STATED GOAL: Which lines below hold the word "slope"? Report each one.

RECORDS SUPPLIED:

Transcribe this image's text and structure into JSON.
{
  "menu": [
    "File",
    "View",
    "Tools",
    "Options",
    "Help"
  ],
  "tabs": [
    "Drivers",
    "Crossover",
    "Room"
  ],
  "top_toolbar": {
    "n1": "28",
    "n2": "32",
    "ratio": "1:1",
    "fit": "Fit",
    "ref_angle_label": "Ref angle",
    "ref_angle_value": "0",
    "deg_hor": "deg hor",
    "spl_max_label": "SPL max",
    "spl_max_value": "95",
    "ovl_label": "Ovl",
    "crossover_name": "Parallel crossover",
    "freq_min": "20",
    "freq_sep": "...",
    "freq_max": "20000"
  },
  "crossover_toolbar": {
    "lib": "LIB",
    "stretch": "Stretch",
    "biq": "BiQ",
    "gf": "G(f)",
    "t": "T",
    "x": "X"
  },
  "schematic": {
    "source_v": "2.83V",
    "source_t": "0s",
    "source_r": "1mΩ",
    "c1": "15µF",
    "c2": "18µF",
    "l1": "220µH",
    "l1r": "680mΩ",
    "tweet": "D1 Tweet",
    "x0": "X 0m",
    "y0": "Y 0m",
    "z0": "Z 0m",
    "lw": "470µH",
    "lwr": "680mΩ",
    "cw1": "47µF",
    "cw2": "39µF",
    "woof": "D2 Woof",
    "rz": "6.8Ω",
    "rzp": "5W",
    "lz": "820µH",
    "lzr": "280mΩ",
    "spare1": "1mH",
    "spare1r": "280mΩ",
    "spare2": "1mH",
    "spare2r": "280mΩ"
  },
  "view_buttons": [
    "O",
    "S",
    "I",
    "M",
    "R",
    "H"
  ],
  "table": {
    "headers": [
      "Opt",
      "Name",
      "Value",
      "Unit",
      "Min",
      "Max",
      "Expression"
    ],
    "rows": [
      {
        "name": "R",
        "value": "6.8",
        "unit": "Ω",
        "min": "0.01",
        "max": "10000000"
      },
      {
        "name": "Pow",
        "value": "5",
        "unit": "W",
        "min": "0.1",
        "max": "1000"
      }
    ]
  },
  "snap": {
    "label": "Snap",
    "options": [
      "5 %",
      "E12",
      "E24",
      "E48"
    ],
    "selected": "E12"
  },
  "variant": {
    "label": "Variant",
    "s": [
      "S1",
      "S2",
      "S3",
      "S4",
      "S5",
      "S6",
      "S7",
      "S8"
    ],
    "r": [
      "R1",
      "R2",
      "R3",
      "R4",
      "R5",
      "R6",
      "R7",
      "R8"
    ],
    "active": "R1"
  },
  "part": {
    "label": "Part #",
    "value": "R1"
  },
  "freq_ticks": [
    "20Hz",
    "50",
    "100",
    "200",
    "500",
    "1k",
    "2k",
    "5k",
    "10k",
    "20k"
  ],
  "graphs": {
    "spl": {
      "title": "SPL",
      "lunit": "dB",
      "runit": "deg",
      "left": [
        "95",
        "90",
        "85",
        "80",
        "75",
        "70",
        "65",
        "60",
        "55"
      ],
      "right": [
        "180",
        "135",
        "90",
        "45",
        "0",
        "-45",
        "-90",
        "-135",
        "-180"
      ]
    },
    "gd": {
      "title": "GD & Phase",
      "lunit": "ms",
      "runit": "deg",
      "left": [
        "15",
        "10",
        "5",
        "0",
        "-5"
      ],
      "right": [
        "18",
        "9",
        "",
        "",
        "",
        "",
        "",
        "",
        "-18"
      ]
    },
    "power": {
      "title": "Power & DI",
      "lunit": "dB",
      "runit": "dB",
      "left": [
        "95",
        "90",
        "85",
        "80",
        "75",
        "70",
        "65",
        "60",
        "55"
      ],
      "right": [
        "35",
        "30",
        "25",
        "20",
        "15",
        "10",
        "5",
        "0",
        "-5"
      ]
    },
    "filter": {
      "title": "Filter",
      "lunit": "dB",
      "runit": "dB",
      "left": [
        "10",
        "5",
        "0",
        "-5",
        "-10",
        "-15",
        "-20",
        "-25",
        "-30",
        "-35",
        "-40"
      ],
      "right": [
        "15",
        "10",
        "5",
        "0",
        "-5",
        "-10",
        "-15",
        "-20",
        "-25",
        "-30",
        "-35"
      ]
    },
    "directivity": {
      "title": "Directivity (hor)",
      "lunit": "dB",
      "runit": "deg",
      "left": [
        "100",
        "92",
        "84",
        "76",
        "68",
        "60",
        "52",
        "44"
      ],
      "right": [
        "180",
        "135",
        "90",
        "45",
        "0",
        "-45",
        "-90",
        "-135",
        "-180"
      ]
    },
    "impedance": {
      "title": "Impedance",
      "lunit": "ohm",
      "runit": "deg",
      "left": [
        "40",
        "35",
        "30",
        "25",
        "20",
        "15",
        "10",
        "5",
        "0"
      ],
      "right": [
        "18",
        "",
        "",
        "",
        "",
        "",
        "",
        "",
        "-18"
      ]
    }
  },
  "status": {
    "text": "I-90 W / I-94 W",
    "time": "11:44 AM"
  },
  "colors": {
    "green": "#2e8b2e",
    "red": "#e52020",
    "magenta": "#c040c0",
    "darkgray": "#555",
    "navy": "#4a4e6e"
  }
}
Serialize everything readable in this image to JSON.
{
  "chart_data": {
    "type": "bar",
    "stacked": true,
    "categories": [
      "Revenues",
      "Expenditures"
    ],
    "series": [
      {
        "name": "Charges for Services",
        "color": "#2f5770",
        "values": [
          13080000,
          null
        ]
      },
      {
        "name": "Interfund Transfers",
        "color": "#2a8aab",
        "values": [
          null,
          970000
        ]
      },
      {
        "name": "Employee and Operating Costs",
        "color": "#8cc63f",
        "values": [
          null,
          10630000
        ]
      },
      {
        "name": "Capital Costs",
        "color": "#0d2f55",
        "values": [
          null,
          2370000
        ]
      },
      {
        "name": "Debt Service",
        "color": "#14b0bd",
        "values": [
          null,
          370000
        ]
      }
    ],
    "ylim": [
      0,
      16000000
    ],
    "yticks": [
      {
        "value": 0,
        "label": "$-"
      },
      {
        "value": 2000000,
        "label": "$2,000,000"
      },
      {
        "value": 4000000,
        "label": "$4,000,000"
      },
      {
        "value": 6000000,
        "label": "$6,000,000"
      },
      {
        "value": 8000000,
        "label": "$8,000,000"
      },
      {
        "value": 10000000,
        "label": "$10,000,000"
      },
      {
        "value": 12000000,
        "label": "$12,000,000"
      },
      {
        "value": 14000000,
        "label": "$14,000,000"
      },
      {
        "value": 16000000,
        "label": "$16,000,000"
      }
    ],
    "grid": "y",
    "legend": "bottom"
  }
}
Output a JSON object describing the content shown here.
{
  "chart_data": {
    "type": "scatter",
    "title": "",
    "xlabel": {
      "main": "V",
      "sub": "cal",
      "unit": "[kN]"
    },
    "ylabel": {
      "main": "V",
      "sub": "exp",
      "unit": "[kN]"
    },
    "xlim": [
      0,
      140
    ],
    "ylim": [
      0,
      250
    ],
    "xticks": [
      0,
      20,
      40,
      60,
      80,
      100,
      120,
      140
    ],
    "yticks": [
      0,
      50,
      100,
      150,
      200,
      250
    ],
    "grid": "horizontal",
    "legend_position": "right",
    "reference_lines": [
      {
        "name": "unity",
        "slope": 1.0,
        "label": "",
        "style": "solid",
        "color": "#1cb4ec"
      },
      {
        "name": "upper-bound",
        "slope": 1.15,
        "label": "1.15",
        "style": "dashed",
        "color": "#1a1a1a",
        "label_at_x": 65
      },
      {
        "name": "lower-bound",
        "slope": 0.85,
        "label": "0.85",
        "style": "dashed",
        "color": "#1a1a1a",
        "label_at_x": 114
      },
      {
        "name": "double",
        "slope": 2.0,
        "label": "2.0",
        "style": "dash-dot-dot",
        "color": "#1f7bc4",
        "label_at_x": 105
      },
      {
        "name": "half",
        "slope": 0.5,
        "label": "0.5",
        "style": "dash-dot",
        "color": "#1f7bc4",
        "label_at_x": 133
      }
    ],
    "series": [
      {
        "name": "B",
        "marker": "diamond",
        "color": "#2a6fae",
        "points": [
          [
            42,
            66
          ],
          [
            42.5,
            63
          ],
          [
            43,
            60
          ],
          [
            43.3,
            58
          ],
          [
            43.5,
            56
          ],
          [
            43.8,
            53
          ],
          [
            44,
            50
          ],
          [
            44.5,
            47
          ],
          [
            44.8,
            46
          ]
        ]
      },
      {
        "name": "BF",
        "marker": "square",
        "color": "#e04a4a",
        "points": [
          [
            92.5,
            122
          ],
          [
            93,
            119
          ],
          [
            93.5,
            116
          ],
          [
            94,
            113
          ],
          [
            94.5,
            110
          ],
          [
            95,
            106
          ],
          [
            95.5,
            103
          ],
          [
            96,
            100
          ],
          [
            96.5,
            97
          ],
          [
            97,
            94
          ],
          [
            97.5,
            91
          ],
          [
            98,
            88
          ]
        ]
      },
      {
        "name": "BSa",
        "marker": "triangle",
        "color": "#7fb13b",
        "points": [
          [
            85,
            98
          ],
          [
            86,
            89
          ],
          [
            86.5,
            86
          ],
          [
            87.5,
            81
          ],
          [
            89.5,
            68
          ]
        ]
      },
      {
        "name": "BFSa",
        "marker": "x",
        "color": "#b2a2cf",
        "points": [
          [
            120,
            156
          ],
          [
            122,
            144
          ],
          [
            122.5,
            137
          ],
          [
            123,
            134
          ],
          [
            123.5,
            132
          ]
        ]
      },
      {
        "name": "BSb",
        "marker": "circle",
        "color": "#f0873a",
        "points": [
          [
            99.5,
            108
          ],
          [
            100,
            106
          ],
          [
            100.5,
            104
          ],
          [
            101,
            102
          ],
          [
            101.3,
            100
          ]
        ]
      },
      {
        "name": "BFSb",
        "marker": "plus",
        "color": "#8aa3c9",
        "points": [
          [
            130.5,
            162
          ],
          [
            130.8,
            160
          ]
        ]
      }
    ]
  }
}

WORKED ANSWER:
        "slope": 1.0,
        "slope": 1.15,
        "slope": 0.85,
        "slope": 2.0,
        "slope": 0.5,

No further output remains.